**Dataset excerpts**
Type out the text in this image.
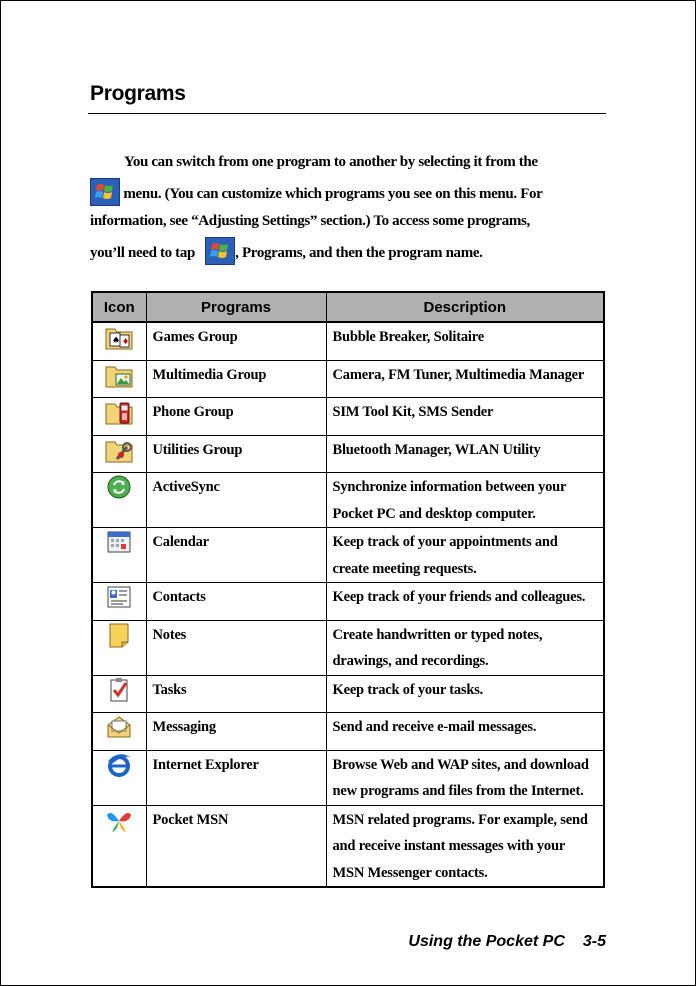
Programs
You can switch from one program to another by selecting it from the
menu. (You can customize which programs you see on this menu. For
information, see “Adjusting Settings” section.) To access some programs,
you’ll need to tap	, Programs, and then the program name.
Icon	Programs	Description

♠ ♦	Games Group	Bubble Breaker, Solitaire
	Multimedia Group	Camera, FM Tuner, Multimedia Manager
	Phone Group	SIM Tool Kit, SMS Sender
	Utilities Group	Bluetooth Manager, WLAN Utility
	ActiveSync	Synchronize information between your Pocket PC and desktop computer.
	Calendar	Keep track of your appointments and create meeting requests.
	Contacts	Keep track of your friends and colleagues.
	Notes	Create handwritten or typed notes, drawings, and recordings.
	Tasks	Keep track of your tasks.
	Messaging	Send and receive e-mail messages.
	Internet Explorer	Browse Web and WAP sites, and download new programs and files from the Internet.
	Pocket MSN	MSN related programs. For example, send and receive instant messages with your MSN Messenger contacts.
Using the Pocket PC 3-5
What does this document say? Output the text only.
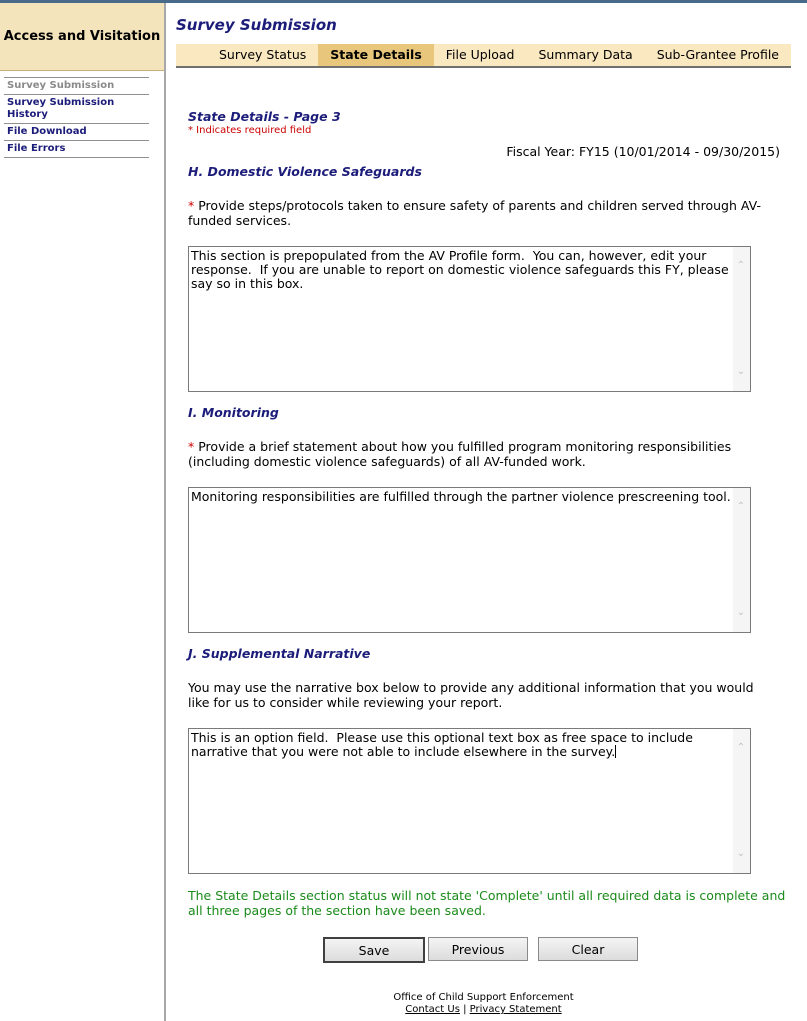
Access and Visitation
Survey Submission
Survey Submission History
File Download
File Errors
Survey Submission
Survey Status	State Details	File Upload	Summary Data	Sub-Grantee Profile
State Details - Page 3
* Indicates required field
Fiscal Year: FY15 (10/01/2014 - 09/30/2015)
H. Domestic Violence Safeguards
* Provide steps/protocols taken to ensure safety of parents and children served through AV-funded services.
This section is prepopulated from the AV Profile form.  You can, however, edit your response.  If you are unable to report on domestic violence safeguards this FY, please say so in this box.
⌃
⌄
I. Monitoring
* Provide a brief statement about how you fulfilled program monitoring responsibilities (including domestic violence safeguards) of all AV-funded work.
Monitoring responsibilities are fulfilled through the partner violence prescreening tool.
⌃
⌄
J. Supplemental Narrative
You may use the narrative box below to provide any additional information that you would like for us to consider while reviewing your report.
This is an option field.  Please use this optional text box as free space to include narrative that you were not able to include elsewhere in the survey.	⌃
⌄
The State Details section status will not state 'Complete' until all required data is complete and all three pages of the section have been saved.
Save	Previous	Clear
Office of Child Support Enforcement
Contact Us | Privacy Statement
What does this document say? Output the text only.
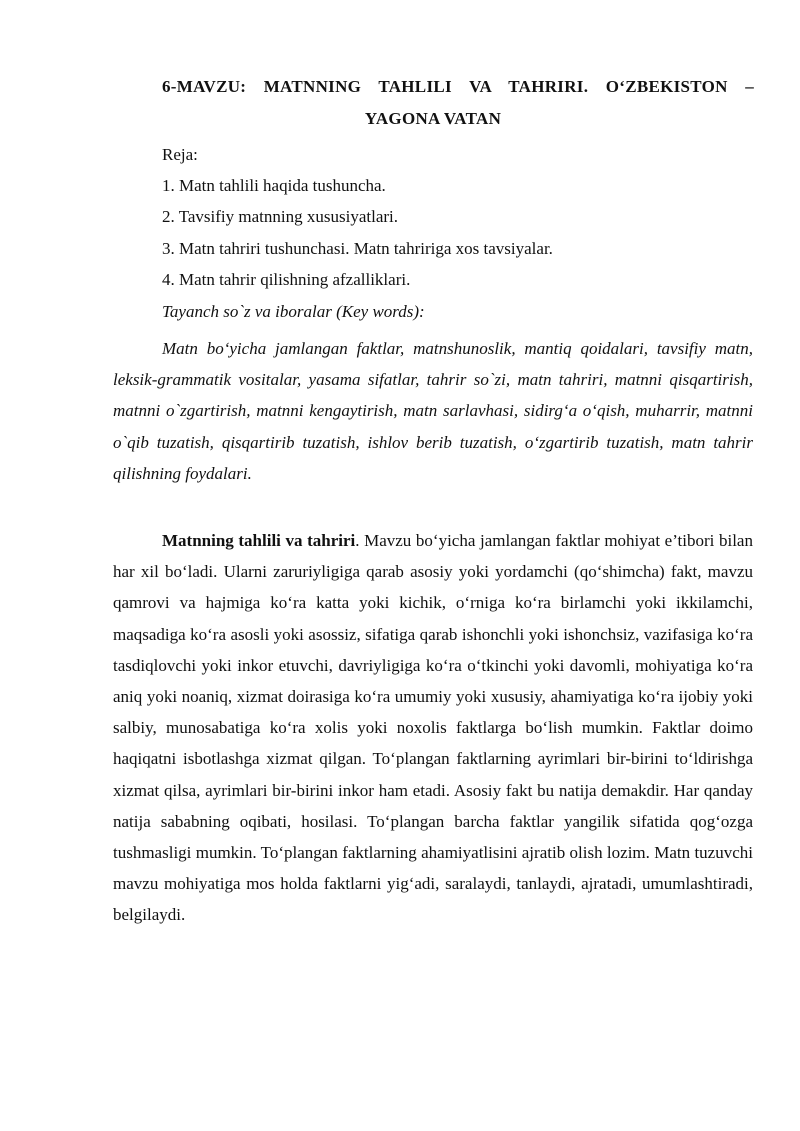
6-MAVZU: MATNNING TAHLILI VA TAHRIRI. O‘ZBEKISTON –
YAGONA VATAN
Reja:
1. Matn tahlili haqida tushuncha.
2. Tavsifiy matnning xususiyatlari.
3. Matn tahriri tushunchasi. Matn tahririga xos tavsiyalar.
4. Matn tahrir qilishning afzalliklari.
Tayanch so`z va iboralar (Key words):
Matn bo‘yicha jamlangan faktlar, matnshunoslik, mantiq qoidalari, tavsifiy matn, leksik-grammatik vositalar, yasama sifatlar, tahrir so`zi, matn tahriri, matnni qisqartirish, matnni o`zgartirish, matnni kengaytirish, matn sarlavhasi, sidirg‘a o‘qish, muharrir, matnni o`qib tuzatish, qisqartirib tuzatish, ishlov berib tuzatish, o‘zgartirib tuzatish, matn tahrir qilishning foydalari.
Matnning tahlili va tahriri. Mavzu bo‘yicha jamlangan faktlar mohiyat e’tibori bilan har xil bo‘ladi. Ularni zaruriyligiga qarab asosiy yoki yordamchi (qo‘shimcha) fakt, mavzu qamrovi va hajmiga ko‘ra katta yoki kichik, o‘rniga ko‘ra birlamchi yoki ikkilamchi, maqsadiga ko‘ra asosli yoki asossiz, sifatiga qarab ishonchli yoki ishonchsiz, vazifasiga ko‘ra tasdiqlovchi yoki inkor etuvchi, davriyligiga ko‘ra o‘tkinchi yoki davomli, mohiyatiga ko‘ra aniq yoki noaniq, xizmat doirasiga ko‘ra umumiy yoki xususiy, ahamiyatiga ko‘ra ijobiy yoki salbiy, munosabatiga ko‘ra xolis yoki noxolis faktlarga bo‘lish mumkin. Faktlar doimo haqiqatni isbotlashga xizmat qilgan. To‘plangan faktlarning ayrimlari bir-birini to‘ldirishga xizmat qilsa, ayrimlari bir-birini inkor ham etadi. Asosiy fakt bu natija demakdir. Har qanday natija sababning oqibati, hosilasi. To‘plangan barcha faktlar yangilik sifatida qog‘ozga tushmasligi mumkin. To‘plangan faktlarning ahamiyatlisini ajratib olish lozim. Matn tuzuvchi mavzu mohiyatiga mos holda faktlarni yig‘adi, saralaydi, tanlaydi, ajratadi, umumlashtiradi, belgilaydi.
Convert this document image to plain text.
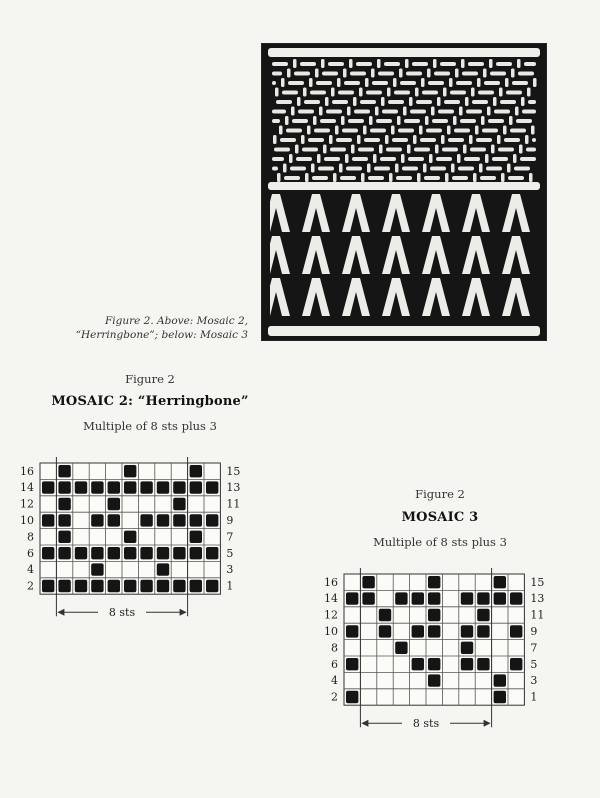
Figure 2. Above: Mosaic 2, “Herringbone”; below: Mosaic 3
Figure 2
MOSAIC 2: “Herringbone”
Multiple of 8 sts plus 3
16
14
12
10
8
6
4
2
15
13
11
9
7
5
3
1
8 sts
Figure 2
MOSAIC 3
Multiple of 8 sts plus 3
16
14
12
10
8
6
4
2
15
13
11
9
7
5
3
1
8 sts
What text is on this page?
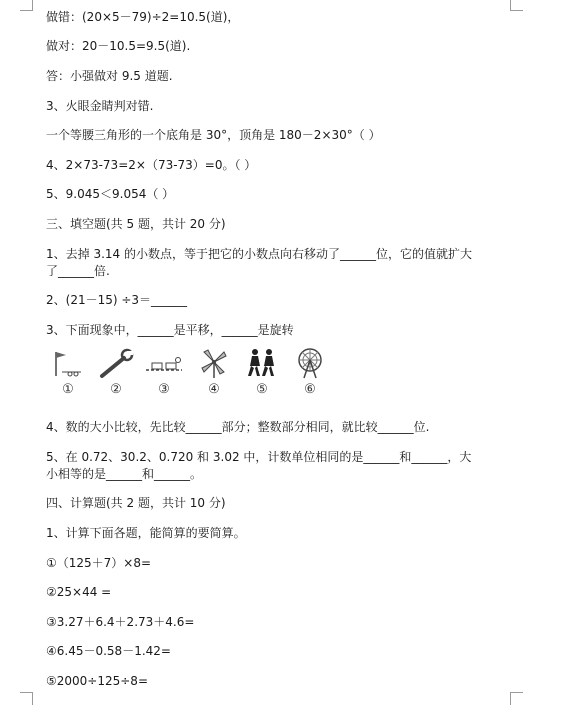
做错：(20×5－79)÷2=10.5(道)，
做对：20－10.5=9.5(道).
答：小强做对 9.5 道题.
3、火眼金睛判对错.
一个等腰三角形的一个底角是 30°，顶角是 180－2×30°（ ）
4、2×73-73=2×（73-73）=0。（ ）
5、9.045＜9.054（ ）
三、填空题(共 5 题，共计 20 分)
1、去掉 3.14 的小数点，等于把它的小数点向右移动了______位，它的值就扩大
了______倍.
2、(21－15) ÷3＝______
3、下面现象中，______是平移，______是旋转
①	②	③	④	⑤	⑥
4、数的大小比较，先比较______部分；整数部分相同，就比较______位.
5、在 0.72、30.2、0.720 和 3.02 中，计数单位相同的是______和______，大
小相等的是______和______。
四、计算题(共 2 题，共计 10 分)
1、计算下面各题，能简算的要简算。
①（125＋7）×8=
②25×44 =
③3.27＋6.4＋2.73＋4.6=
④6.45－0.58－1.42=
⑤2000÷125÷8=
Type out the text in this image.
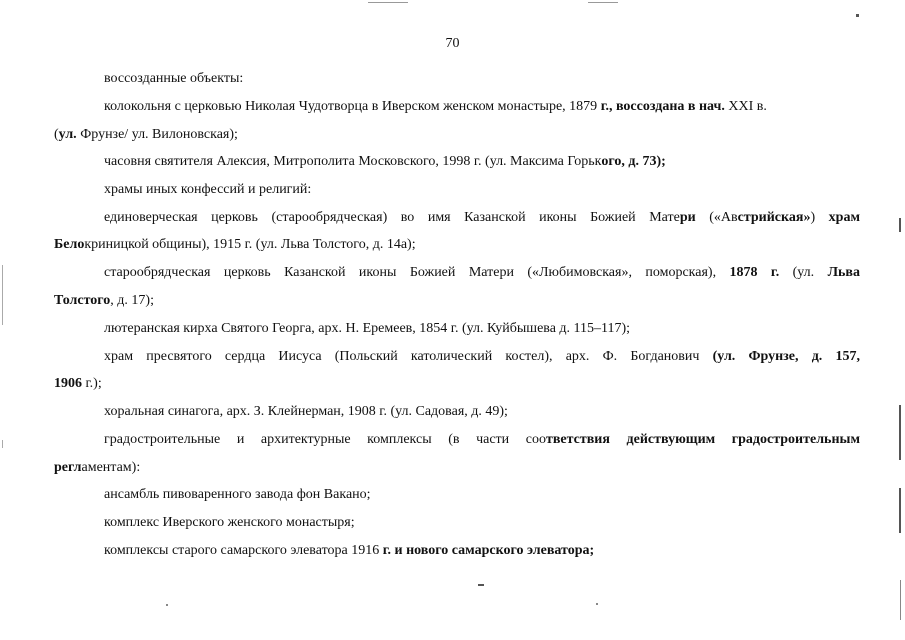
70
воссозданные объекты:
колокольня с церковью Николая Чудотворца в Иверском женском монастыре, 1879 г., воссоздана в нач. XXI в.
(ул. Фрунзе/ ул. Вилоновская);
часовня святителя Алексия, Митрополита Московского, 1998 г. (ул. Максима Горького, д. 73);
храмы иных конфессий и религий:
единоверческая церковь (старообрядческая) во имя Казанской иконы Божией Матери («Австрийская») храм
Белокриницкой общины), 1915 г. (ул. Льва Толстого, д. 14а);
старообрядческая церковь Казанской иконы Божией Матери («Любимовская», поморская), 1878 г. (ул. Льва
Толстого, д. 17);
лютеранская кирха Святого Георга, арх. Н. Еремеев, 1854 г. (ул. Куйбышева д. 115–117);
храм пресвятого сердца Иисуса (Польский католический костел), арх. Ф. Богданович (ул. Фрунзе, д. 157,
1906 г.);
хоральная синагога, арх. З. Клейнерман, 1908 г. (ул. Садовая, д. 49);
градостроительные и архитектурные комплексы (в части соответствия действующим градостроительным
регламентам):
ансамбль пивоваренного завода фон Вакано;
комплекс Иверского женского монастыря;
комплексы старого самарского элеватора 1916 г. и нового самарского элеватора;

**Prompt**
Transcribe every record above exactly as written, leaving out any pictures.

**Reply**
Type out the text in this image.
Programs
You can switch from one program to another by selecting it from the
menu. (You can customize which programs you see on this menu. For
information, see “Adjusting Settings” section.) To access some programs,
you’ll need to tap	, Programs, and then the program name.
Icon	Programs	Description

♠ ♦	Games Group	Bubble Breaker, Solitaire
	Multimedia Group	Camera, FM Tuner, Multimedia Manager
	Phone Group	SIM Tool Kit, SMS Sender
	Utilities Group	Bluetooth Manager, WLAN Utility
	ActiveSync	Synchronize information between your Pocket PC and desktop computer.
	Calendar	Keep track of your appointments and create meeting requests.
	Contacts	Keep track of your friends and colleagues.
	Notes	Create handwritten or typed notes, drawings, and recordings.
	Tasks	Keep track of your tasks.
	Messaging	Send and receive e-mail messages.
	Internet Explorer	Browse Web and WAP sites, and download new programs and files from the Internet.
	Pocket MSN	MSN related programs. For example, send and receive instant messages with your MSN Messenger contacts.
Using the Pocket PC 3-5
What does this document say? Output the text only.
Access and Visitation
Survey Submission
Survey Submission History
File Download
File Errors
Survey Submission
Survey Status	State Details	File Upload	Summary Data	Sub-Grantee Profile
State Details - Page 3
* Indicates required field
Fiscal Year: FY15 (10/01/2014 - 09/30/2015)
H. Domestic Violence Safeguards
* Provide steps/protocols taken to ensure safety of parents and children served through AV-funded services.
This section is prepopulated from the AV Profile form.  You can, however, edit your response.  If you are unable to report on domestic violence safeguards this FY, please say so in this box.
⌃
⌄
I. Monitoring
* Provide a brief statement about how you fulfilled program monitoring responsibilities (including domestic violence safeguards) of all AV-funded work.
Monitoring responsibilities are fulfilled through the partner violence prescreening tool.
⌃
⌄
J. Supplemental Narrative
You may use the narrative box below to provide any additional information that you would like for us to consider while reviewing your report.
This is an option field.  Please use this optional text box as free space to include narrative that you were not able to include elsewhere in the survey.	⌃
⌄
The State Details section status will not state 'Complete' until all required data is complete and all three pages of the section have been saved.
Save	Previous	Clear
Office of Child Support Enforcement
Contact Us | Privacy Statement
What does this document say? Output the text only.
6-MAVZU: MATNNING TAHLILI VA TAHRIRI. O‘ZBEKISTON –
YAGONA VATAN
Reja:
1. Matn tahlili haqida tushuncha.
2. Tavsifiy matnning xususiyatlari.
3. Matn tahriri tushunchasi. Matn tahririga xos tavsiyalar.
4. Matn tahrir qilishning afzalliklari.
Tayanch so`z va iboralar (Key words):
Matn bo‘yicha jamlangan faktlar, matnshunoslik, mantiq qoidalari, tavsifiy matn, leksik-grammatik vositalar, yasama sifatlar, tahrir so`zi, matn tahriri, matnni qisqartirish, matnni o`zgartirish, matnni kengaytirish, matn sarlavhasi, sidirg‘a o‘qish, muharrir, matnni o`qib tuzatish, qisqartirib tuzatish, ishlov berib tuzatish, o‘zgartirib tuzatish, matn tahrir qilishning foydalari.
Matnning tahlili va tahriri. Mavzu bo‘yicha jamlangan faktlar mohiyat e’tibori bilan har xil bo‘ladi. Ularni zaruriyligiga qarab asosiy yoki yordamchi (qo‘shimcha) fakt, mavzu qamrovi va hajmiga ko‘ra katta yoki kichik, o‘rniga ko‘ra birlamchi yoki ikkilamchi, maqsadiga ko‘ra asosli yoki asossiz, sifatiga qarab ishonchli yoki ishonchsiz, vazifasiga ko‘ra tasdiqlovchi yoki inkor etuvchi, davriyligiga ko‘ra o‘tkinchi yoki davomli, mohiyatiga ko‘ra aniq yoki noaniq, xizmat doirasiga ko‘ra umumiy yoki xususiy, ahamiyatiga ko‘ra ijobiy yoki salbiy, munosabatiga ko‘ra xolis yoki noxolis faktlarga bo‘lish mumkin. Faktlar doimo haqiqatni isbotlashga xizmat qilgan. To‘plangan faktlarning ayrimlari bir-birini to‘ldirishga xizmat qilsa, ayrimlari bir-birini inkor ham etadi. Asosiy fakt bu natija demakdir. Har qanday natija sababning oqibati, hosilasi. To‘plangan barcha faktlar yangilik sifatida qog‘ozga tushmasligi mumkin. To‘plangan faktlarning ahamiyatlisini ajratib olish lozim. Matn tuzuvchi mavzu mohiyatiga mos holda faktlarni yig‘adi, saralaydi, tanlaydi, ajratadi, umumlashtiradi, belgilaydi.
Convert this document image to plain text.
Figure 2. Above: Mosaic 2, “Herringbone”; below: Mosaic 3
Figure 2
MOSAIC 2: “Herringbone”
Multiple of 8 sts plus 3
16
14
12
10
8
6
4
2
15
13
11
9
7
5
3
1
8 sts
Figure 2
MOSAIC 3
Multiple of 8 sts plus 3
16
14
12
10
8
6
4
2
15
13
11
9
7
5
3
1
8 sts
What text is on this page?
做错：(20×5－79)÷2=10.5(道)，
做对：20－10.5=9.5(道).
答：小强做对 9.5 道题.
3、火眼金睛判对错.
一个等腰三角形的一个底角是 30°，顶角是 180－2×30°（ ）
4、2×73-73=2×（73-73）=0。（ ）
5、9.045＜9.054（ ）
三、填空题(共 5 题，共计 20 分)
1、去掉 3.14 的小数点，等于把它的小数点向右移动了______位，它的值就扩大
了______倍.
2、(21－15) ÷3＝______
3、下面现象中，______是平移，______是旋转
①	②	③	④	⑤	⑥
4、数的大小比较，先比较______部分；整数部分相同，就比较______位.
5、在 0.72、30.2、0.720 和 3.02 中，计数单位相同的是______和______，大
小相等的是______和______。
四、计算题(共 2 题，共计 10 分)
1、计算下面各题，能简算的要简算。
①（125＋7）×8=
②25×44 =
③3.27＋6.4＋2.73＋4.6=
④6.45－0.58－1.42=
⑤2000÷125÷8=
Type out the text in this image.
70
воссозданные объекты:
колокольня с церковью Николая Чудотворца в Иверском женском монастыре, 1879 г., воссоздана в нач. XXI в.
(ул. Фрунзе/ ул. Вилоновская);
часовня святителя Алексия, Митрополита Московского, 1998 г. (ул. Максима Горького, д. 73);
храмы иных конфессий и религий:
единоверческая церковь (старообрядческая) во имя Казанской иконы Божией Матери («Австрийская») храм
Белокриницкой общины), 1915 г. (ул. Льва Толстого, д. 14а);
старообрядческая церковь Казанской иконы Божией Матери («Любимовская», поморская), 1878 г. (ул. Льва
Толстого, д. 17);
лютеранская кирха Святого Георга, арх. Н. Еремеев, 1854 г. (ул. Куйбышева д. 115–117);
храм пресвятого сердца Иисуса (Польский католический костел), арх. Ф. Богданович (ул. Фрунзе, д. 157,
1906 г.);
хоральная синагога, арх. З. Клейнерман, 1908 г. (ул. Садовая, д. 49);
градостроительные и архитектурные комплексы (в части соответствия действующим градостроительным
регламентам):
ансамбль пивоваренного завода фон Вакано;
комплекс Иверского женского монастыря;
комплексы старого самарского элеватора 1916 г. и нового самарского элеватора;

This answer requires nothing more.